(Extracted data entries)
※
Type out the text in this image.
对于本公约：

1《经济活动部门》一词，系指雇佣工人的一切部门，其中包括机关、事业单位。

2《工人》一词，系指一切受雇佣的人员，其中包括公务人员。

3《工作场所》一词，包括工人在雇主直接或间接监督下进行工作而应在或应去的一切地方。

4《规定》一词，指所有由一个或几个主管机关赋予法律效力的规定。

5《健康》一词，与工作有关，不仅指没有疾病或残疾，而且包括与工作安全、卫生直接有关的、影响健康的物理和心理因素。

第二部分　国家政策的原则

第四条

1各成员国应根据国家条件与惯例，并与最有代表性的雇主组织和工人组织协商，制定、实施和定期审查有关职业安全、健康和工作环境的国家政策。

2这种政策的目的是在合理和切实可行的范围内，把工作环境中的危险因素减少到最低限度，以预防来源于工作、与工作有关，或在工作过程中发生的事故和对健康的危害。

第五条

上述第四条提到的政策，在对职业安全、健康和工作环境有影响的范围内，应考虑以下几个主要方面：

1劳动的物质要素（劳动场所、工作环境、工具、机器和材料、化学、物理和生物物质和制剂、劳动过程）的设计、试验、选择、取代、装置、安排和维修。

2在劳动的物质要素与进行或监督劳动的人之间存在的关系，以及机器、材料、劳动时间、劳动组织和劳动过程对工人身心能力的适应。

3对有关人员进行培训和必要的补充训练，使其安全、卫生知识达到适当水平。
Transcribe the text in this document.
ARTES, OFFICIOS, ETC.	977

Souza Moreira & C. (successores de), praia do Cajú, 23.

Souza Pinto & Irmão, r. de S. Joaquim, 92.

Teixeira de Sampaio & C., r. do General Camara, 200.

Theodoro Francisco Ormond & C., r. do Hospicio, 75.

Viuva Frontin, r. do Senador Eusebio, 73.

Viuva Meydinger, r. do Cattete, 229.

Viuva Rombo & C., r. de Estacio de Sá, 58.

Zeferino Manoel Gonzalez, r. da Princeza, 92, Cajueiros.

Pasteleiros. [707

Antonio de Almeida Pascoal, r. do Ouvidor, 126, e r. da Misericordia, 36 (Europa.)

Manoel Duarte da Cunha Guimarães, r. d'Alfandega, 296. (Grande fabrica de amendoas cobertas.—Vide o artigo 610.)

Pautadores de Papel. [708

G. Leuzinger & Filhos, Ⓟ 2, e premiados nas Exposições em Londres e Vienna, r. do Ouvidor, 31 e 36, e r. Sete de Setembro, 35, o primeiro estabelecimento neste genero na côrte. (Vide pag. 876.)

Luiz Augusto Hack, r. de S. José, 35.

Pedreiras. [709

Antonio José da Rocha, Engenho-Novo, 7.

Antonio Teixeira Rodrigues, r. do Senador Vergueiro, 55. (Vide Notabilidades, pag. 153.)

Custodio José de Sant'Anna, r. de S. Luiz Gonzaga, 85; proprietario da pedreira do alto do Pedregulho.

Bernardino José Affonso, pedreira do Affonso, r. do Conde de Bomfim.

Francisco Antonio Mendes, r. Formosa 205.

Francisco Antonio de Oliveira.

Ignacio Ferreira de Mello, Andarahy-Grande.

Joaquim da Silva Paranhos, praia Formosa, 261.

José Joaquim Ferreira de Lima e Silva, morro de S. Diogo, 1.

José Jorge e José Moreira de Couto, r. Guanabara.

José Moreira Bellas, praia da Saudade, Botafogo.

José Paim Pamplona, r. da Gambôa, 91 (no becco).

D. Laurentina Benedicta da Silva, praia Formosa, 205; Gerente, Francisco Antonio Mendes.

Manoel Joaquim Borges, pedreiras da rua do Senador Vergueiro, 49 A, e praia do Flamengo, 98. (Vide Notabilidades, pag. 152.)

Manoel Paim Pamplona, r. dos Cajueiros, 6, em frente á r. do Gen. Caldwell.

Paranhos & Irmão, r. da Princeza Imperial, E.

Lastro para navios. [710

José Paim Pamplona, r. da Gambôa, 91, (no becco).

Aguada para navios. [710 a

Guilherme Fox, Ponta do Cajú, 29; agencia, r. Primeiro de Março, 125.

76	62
※
> **What the task asks**:
Only the number should be given: how many lines of the data contain the word "Grande"?

> **Problem solution**:
2